_Task goal_. Find and copy each line of the records where the string "cstddef" shows up.

_Raw data_.

□ □ □

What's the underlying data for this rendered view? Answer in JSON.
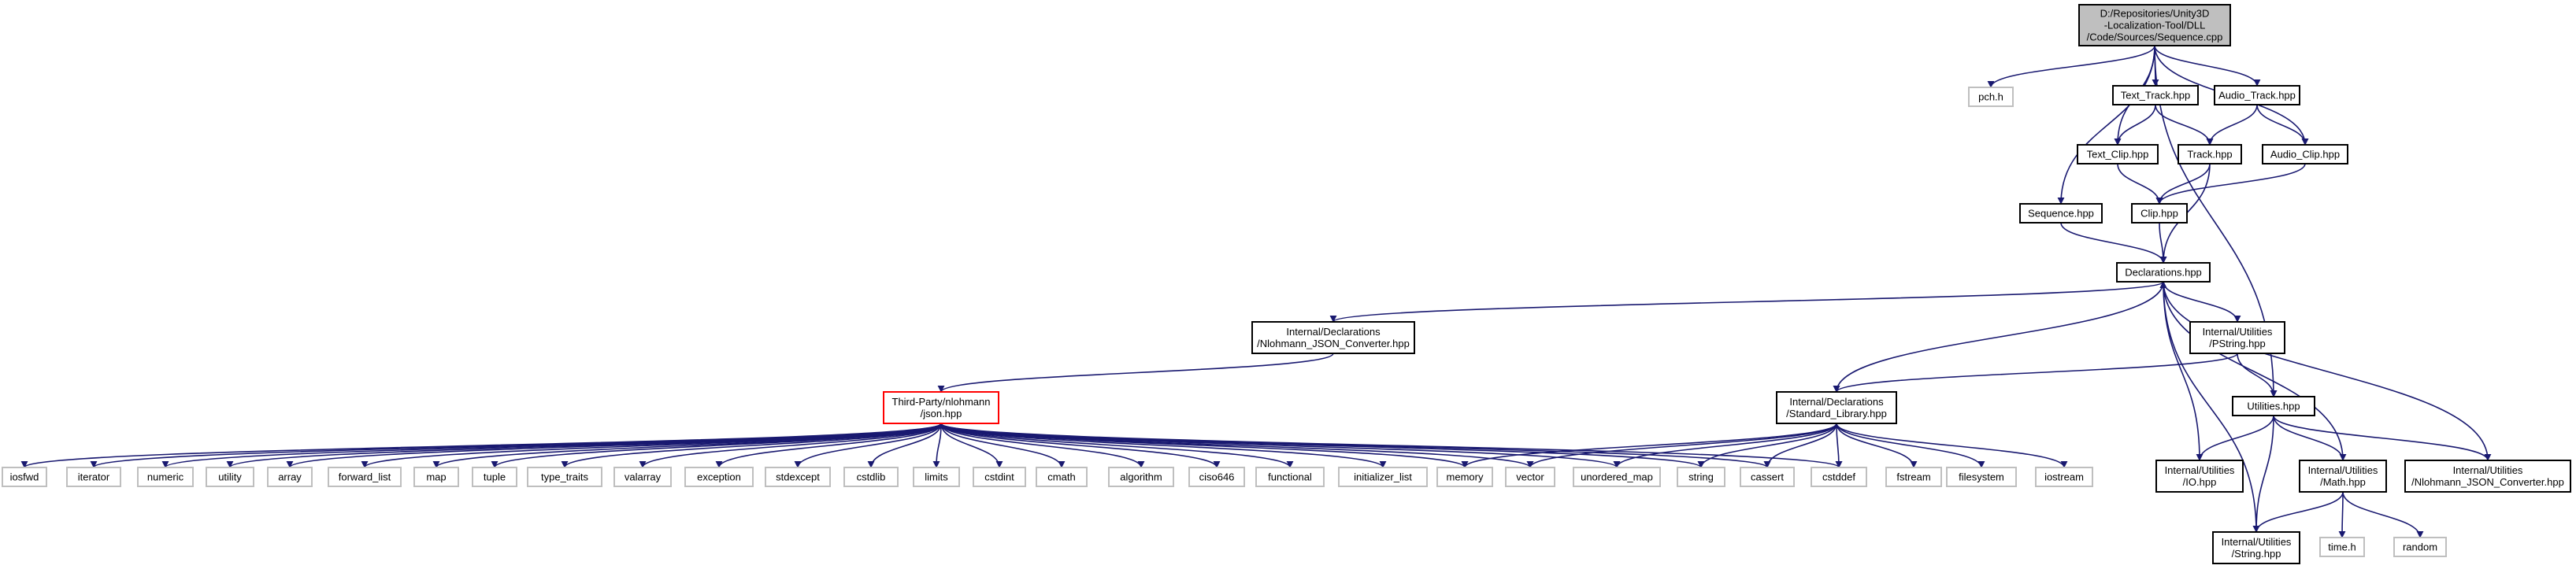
{
  "colors": {
    "root_fill": "#bfbfbf",
    "root_stroke": "#000000",
    "node_fill": "#ffffff",
    "node_stroke": "#000000",
    "system_stroke": "#bfbfbf",
    "truncated_stroke": "#ff0000",
    "edge": "#191970"
  },
  "nodes": [
    {
      "id": "root",
      "kind": "root",
      "lines": [
        "D:/Repositories/Unity3D",
        "-Localization-Tool/DLL",
        "/Code/Sources/Sequence.cpp"
      ]
    },
    {
      "id": "pch",
      "kind": "system",
      "lines": [
        "pch.h"
      ]
    },
    {
      "id": "text_track",
      "kind": "normal",
      "lines": [
        "Text_Track.hpp"
      ]
    },
    {
      "id": "audio_track",
      "kind": "normal",
      "lines": [
        "Audio_Track.hpp"
      ]
    },
    {
      "id": "text_clip",
      "kind": "normal",
      "lines": [
        "Text_Clip.hpp"
      ]
    },
    {
      "id": "track",
      "kind": "normal",
      "lines": [
        "Track.hpp"
      ]
    },
    {
      "id": "audio_clip",
      "kind": "normal",
      "lines": [
        "Audio_Clip.hpp"
      ]
    },
    {
      "id": "sequence",
      "kind": "normal",
      "lines": [
        "Sequence.hpp"
      ]
    },
    {
      "id": "clip",
      "kind": "normal",
      "lines": [
        "Clip.hpp"
      ]
    },
    {
      "id": "declarations",
      "kind": "normal",
      "lines": [
        "Declarations.hpp"
      ]
    },
    {
      "id": "nlohmann_conv_decl",
      "kind": "normal",
      "lines": [
        "Internal/Declarations",
        "/Nlohmann_JSON_Converter.hpp"
      ]
    },
    {
      "id": "pstring",
      "kind": "normal",
      "lines": [
        "Internal/Utilities",
        "/PString.hpp"
      ]
    },
    {
      "id": "json",
      "kind": "truncated",
      "lines": [
        "Third-Party/nlohmann",
        "/json.hpp"
      ]
    },
    {
      "id": "stdlib_hpp",
      "kind": "normal",
      "lines": [
        "Internal/Declarations",
        "/Standard_Library.hpp"
      ]
    },
    {
      "id": "utilities",
      "kind": "normal",
      "lines": [
        "Utilities.hpp"
      ]
    },
    {
      "id": "io",
      "kind": "normal",
      "lines": [
        "Internal/Utilities",
        "/IO.hpp"
      ]
    },
    {
      "id": "math",
      "kind": "normal",
      "lines": [
        "Internal/Utilities",
        "/Math.hpp"
      ]
    },
    {
      "id": "nlohmann_conv_util",
      "kind": "normal",
      "lines": [
        "Internal/Utilities",
        "/Nlohmann_JSON_Converter.hpp"
      ]
    },
    {
      "id": "string_hpp",
      "kind": "normal",
      "lines": [
        "Internal/Utilities",
        "/String.hpp"
      ]
    },
    {
      "id": "time_h",
      "kind": "system",
      "lines": [
        "time.h"
      ]
    },
    {
      "id": "random",
      "kind": "system",
      "lines": [
        "random"
      ]
    },
    {
      "id": "iosfwd",
      "kind": "system",
      "lines": [
        "iosfwd"
      ]
    },
    {
      "id": "iterator",
      "kind": "system",
      "lines": [
        "iterator"
      ]
    },
    {
      "id": "numeric",
      "kind": "system",
      "lines": [
        "numeric"
      ]
    },
    {
      "id": "utility",
      "kind": "system",
      "lines": [
        "utility"
      ]
    },
    {
      "id": "array",
      "kind": "system",
      "lines": [
        "array"
      ]
    },
    {
      "id": "forward_list",
      "kind": "system",
      "lines": [
        "forward_list"
      ]
    },
    {
      "id": "map",
      "kind": "system",
      "lines": [
        "map"
      ]
    },
    {
      "id": "tuple",
      "kind": "system",
      "lines": [
        "tuple"
      ]
    },
    {
      "id": "type_traits",
      "kind": "system",
      "lines": [
        "type_traits"
      ]
    },
    {
      "id": "valarray",
      "kind": "system",
      "lines": [
        "valarray"
      ]
    },
    {
      "id": "exception",
      "kind": "system",
      "lines": [
        "exception"
      ]
    },
    {
      "id": "stdexcept",
      "kind": "system",
      "lines": [
        "stdexcept"
      ]
    },
    {
      "id": "cstdlib",
      "kind": "system",
      "lines": [
        "cstdlib"
      ]
    },
    {
      "id": "limits",
      "kind": "system",
      "lines": [
        "limits"
      ]
    },
    {
      "id": "cstdint",
      "kind": "system",
      "lines": [
        "cstdint"
      ]
    },
    {
      "id": "cmath",
      "kind": "system",
      "lines": [
        "cmath"
      ]
    },
    {
      "id": "algorithm",
      "kind": "system",
      "lines": [
        "algorithm"
      ]
    },
    {
      "id": "ciso646",
      "kind": "system",
      "lines": [
        "ciso646"
      ]
    },
    {
      "id": "functional",
      "kind": "system",
      "lines": [
        "functional"
      ]
    },
    {
      "id": "initializer_list",
      "kind": "system",
      "lines": [
        "initializer_list"
      ]
    },
    {
      "id": "memory",
      "kind": "system",
      "lines": [
        "memory"
      ]
    },
    {
      "id": "vector",
      "kind": "system",
      "lines": [
        "vector"
      ]
    },
    {
      "id": "unordered_map",
      "kind": "system",
      "lines": [
        "unordered_map"
      ]
    },
    {
      "id": "string",
      "kind": "system",
      "lines": [
        "string"
      ]
    },
    {
      "id": "cassert",
      "kind": "system",
      "lines": [
        "cassert"
      ]
    },
    {
      "id": "cstddef",
      "kind": "system",
      "lines": [
        "cstddef"
      ]
    },
    {
      "id": "fstream",
      "kind": "system",
      "lines": [
        "fstream"
      ]
    },
    {
      "id": "filesystem",
      "kind": "system",
      "lines": [
        "filesystem"
      ]
    },
    {
      "id": "iostream",
      "kind": "system",
      "lines": [
        "iostream"
      ]
    }
  ],
  "edges": [
    [
      "root",
      "pch"
    ],
    [
      "root",
      "text_track"
    ],
    [
      "root",
      "audio_track"
    ],
    [
      "root",
      "text_clip"
    ],
    [
      "root",
      "audio_clip"
    ],
    [
      "root",
      "sequence"
    ],
    [
      "root",
      "utilities"
    ],
    [
      "text_track",
      "text_clip"
    ],
    [
      "text_track",
      "track"
    ],
    [
      "audio_track",
      "track"
    ],
    [
      "audio_track",
      "audio_clip"
    ],
    [
      "text_clip",
      "clip"
    ],
    [
      "track",
      "clip"
    ],
    [
      "track",
      "declarations"
    ],
    [
      "audio_clip",
      "clip"
    ],
    [
      "sequence",
      "declarations"
    ],
    [
      "clip",
      "declarations"
    ],
    [
      "declarations",
      "nlohmann_conv_decl"
    ],
    [
      "declarations",
      "pstring"
    ],
    [
      "declarations",
      "stdlib_hpp"
    ],
    [
      "nlohmann_conv_decl",
      "json"
    ],
    [
      "pstring",
      "stdlib_hpp"
    ],
    [
      "pstring",
      "utilities"
    ],
    [
      "utilities",
      "io"
    ],
    [
      "utilities",
      "math"
    ],
    [
      "utilities",
      "nlohmann_conv_util"
    ],
    [
      "utilities",
      "string_hpp"
    ],
    [
      "io",
      "declarations"
    ],
    [
      "math",
      "declarations"
    ],
    [
      "nlohmann_conv_util",
      "declarations"
    ],
    [
      "math",
      "string_hpp"
    ],
    [
      "math",
      "time_h"
    ],
    [
      "math",
      "random"
    ],
    [
      "string_hpp",
      "declarations"
    ],
    [
      "stdlib_hpp",
      "memory"
    ],
    [
      "stdlib_hpp",
      "vector"
    ],
    [
      "stdlib_hpp",
      "unordered_map"
    ],
    [
      "stdlib_hpp",
      "string"
    ],
    [
      "stdlib_hpp",
      "cassert"
    ],
    [
      "stdlib_hpp",
      "cstddef"
    ],
    [
      "stdlib_hpp",
      "fstream"
    ],
    [
      "stdlib_hpp",
      "filesystem"
    ],
    [
      "stdlib_hpp",
      "iostream"
    ],
    [
      "json",
      "iosfwd"
    ],
    [
      "json",
      "iterator"
    ],
    [
      "json",
      "numeric"
    ],
    [
      "json",
      "utility"
    ],
    [
      "json",
      "array"
    ],
    [
      "json",
      "forward_list"
    ],
    [
      "json",
      "map"
    ],
    [
      "json",
      "tuple"
    ],
    [
      "json",
      "type_traits"
    ],
    [
      "json",
      "valarray"
    ],
    [
      "json",
      "exception"
    ],
    [
      "json",
      "stdexcept"
    ],
    [
      "json",
      "cstdlib"
    ],
    [
      "json",
      "limits"
    ],
    [
      "json",
      "cstdint"
    ],
    [
      "json",
      "cmath"
    ],
    [
      "json",
      "algorithm"
    ],
    [
      "json",
      "ciso646"
    ],
    [
      "json",
      "functional"
    ],
    [
      "json",
      "initializer_list"
    ],
    [
      "json",
      "memory"
    ],
    [
      "json",
      "vector"
    ],
    [
      "json",
      "unordered_map"
    ],
    [
      "json",
      "string"
    ],
    [
      "json",
      "cassert"
    ],
    [
      "json",
      "cstddef"
    ]
  ]
}
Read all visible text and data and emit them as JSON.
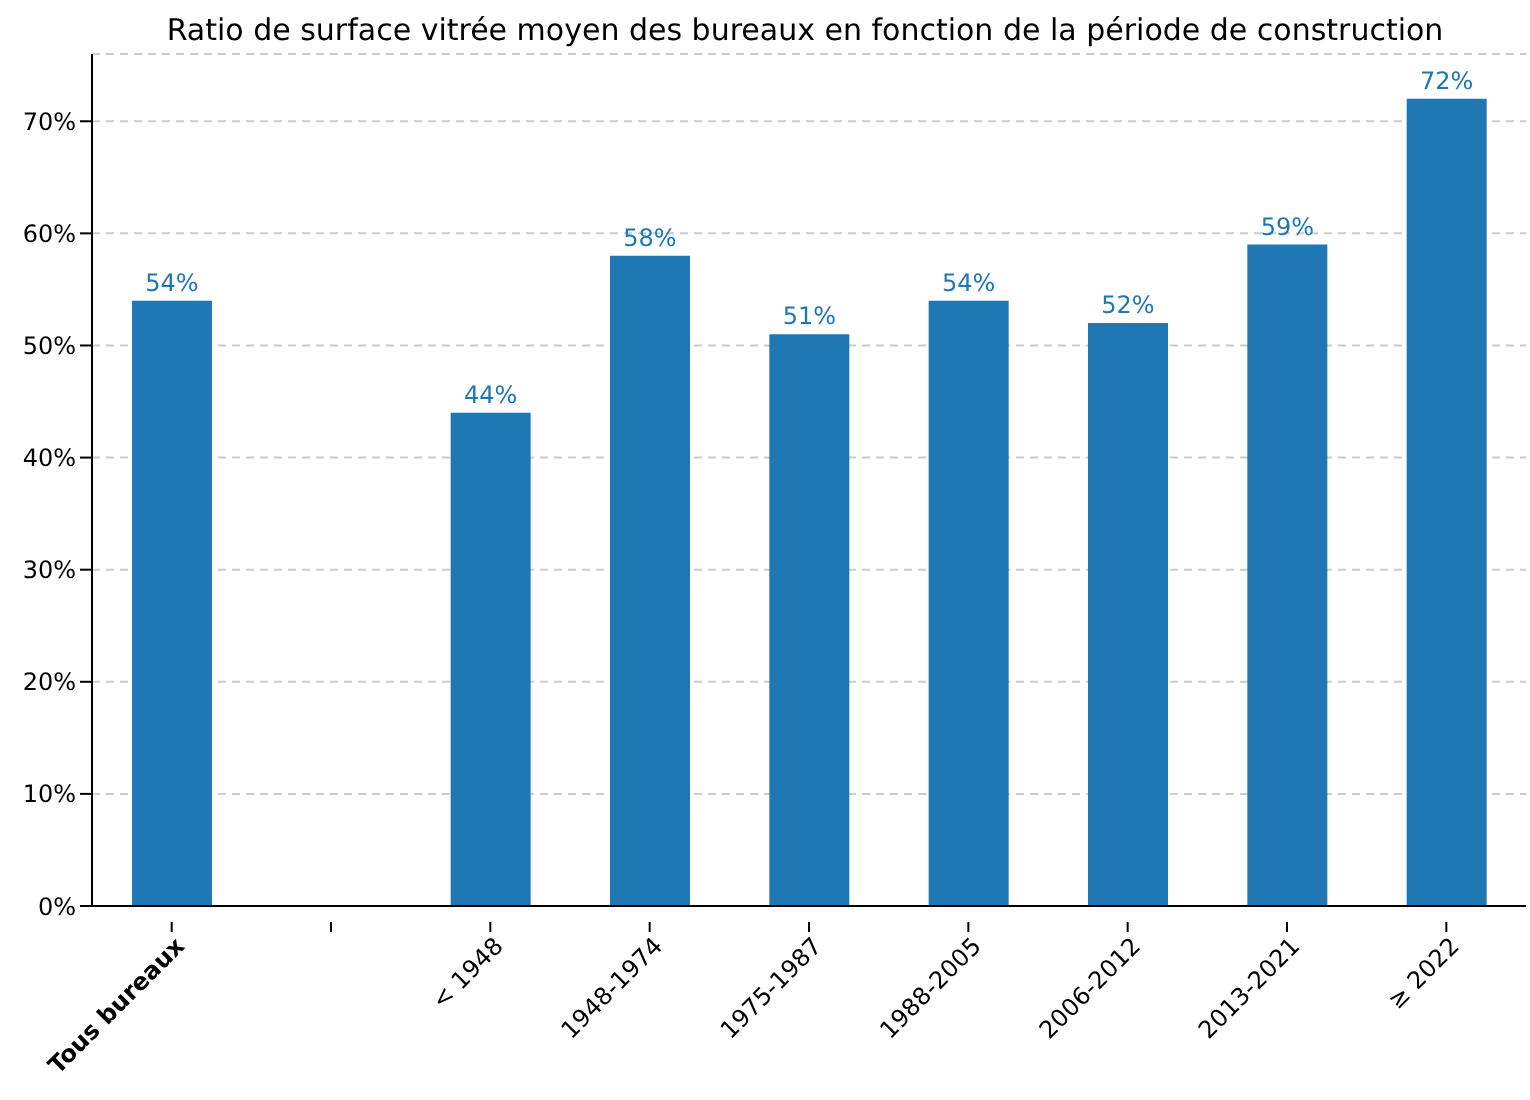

□ □ □

_Finished answer_.
      "id": "cstddef",
        "cstddef"
      "cstddef"
      "cstddef"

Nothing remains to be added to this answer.